→ ROWS
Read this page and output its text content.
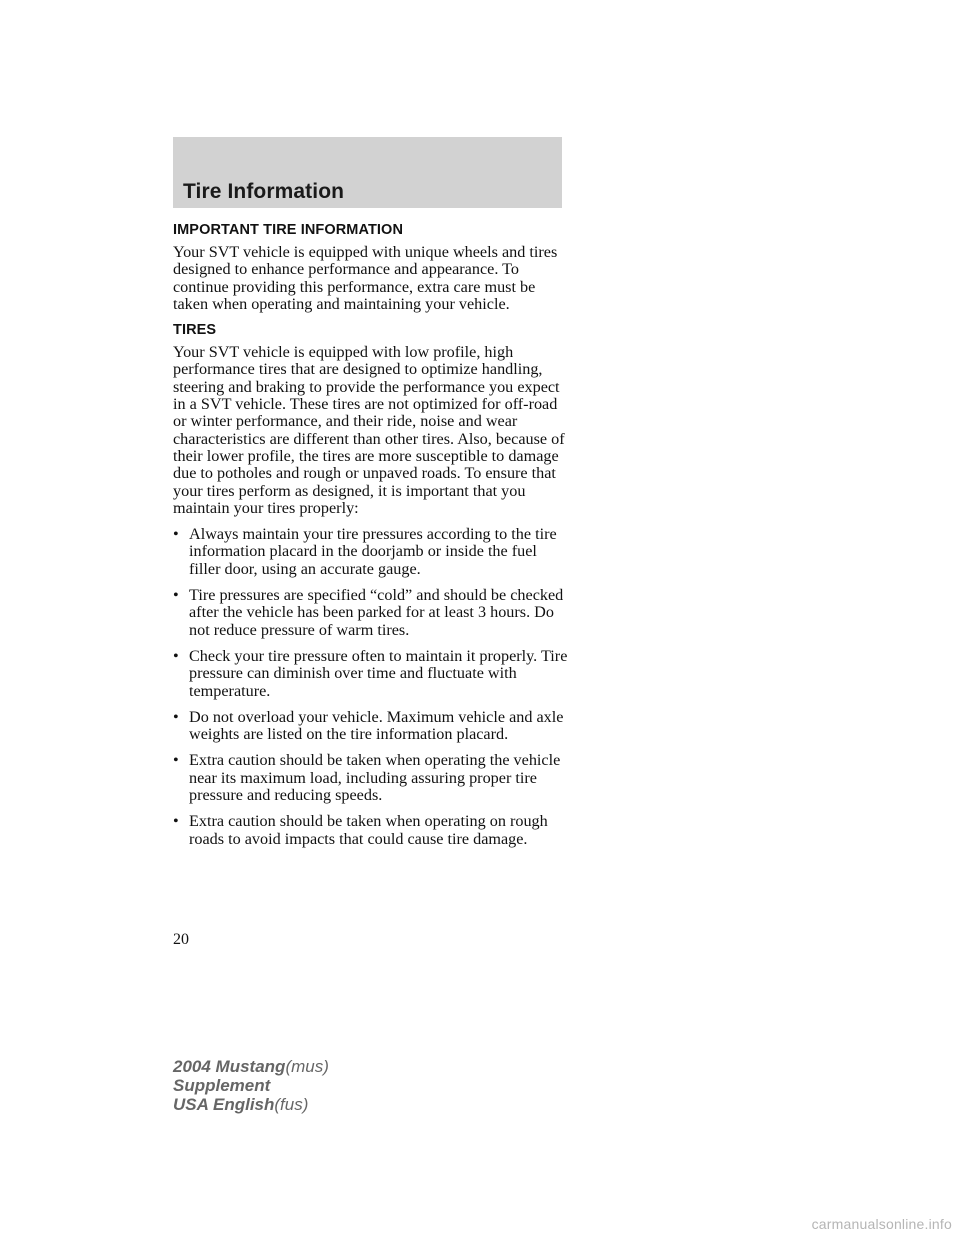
Tire Information
IMPORTANT TIRE INFORMATION

Your SVT vehicle is equipped with unique wheels and tires designed to enhance performance and appearance. To continue providing this performance, extra care must be taken when operating and maintaining your vehicle.

TIRES

Your SVT vehicle is equipped with low profile, high performance tires that are designed to optimize handling, steering and braking to provide the performance you expect in a SVT vehicle. These tires are not optimized for off-road or winter performance, and their ride, noise and wear characteristics are different than other tires. Also, because of their lower profile, the tires are more susceptible to damage due to potholes and rough or unpaved roads. To ensure that your tires perform as designed, it is important that you maintain your tires properly:

• Always maintain your tire pressures according to the tire information placard in the doorjamb or inside the fuel filler door, using an accurate gauge.
• Tire pressures are specified “cold” and should be checked after the vehicle has been parked for at least 3 hours. Do not reduce pressure of warm tires.
• Check your tire pressure often to maintain it properly. Tire pressure can diminish over time and fluctuate with temperature.
• Do not overload your vehicle. Maximum vehicle and axle weights are listed on the tire information placard.
• Extra caution should be taken when operating the vehicle near its maximum load, including assuring proper tire pressure and reducing speeds.
• Extra caution should be taken when operating on rough roads to avoid impacts that could cause tire damage.

20

2004 Mustang(mus)
Supplement
USA English(fus)

carmanualsonline.info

→ EXERCISE
Using the listing, collect all lines in which the string "roads" is found.

→ WRITTEN ANSWER
Your SVT vehicle is equipped with low profile, high performance tires that are designed to optimize handling, steering and braking to provide the performance you expect in a SVT vehicle. These tires are not optimized for off-road or winter performance, and their ride, noise and wear characteristics are different than other tires. Also, because of their lower profile, the tires are more susceptible to damage due to potholes and rough or unpaved roads. To ensure that your tires perform as designed, it is important that you maintain your tires properly:
• Extra caution should be taken when operating on rough roads to avoid impacts that could cause tire damage.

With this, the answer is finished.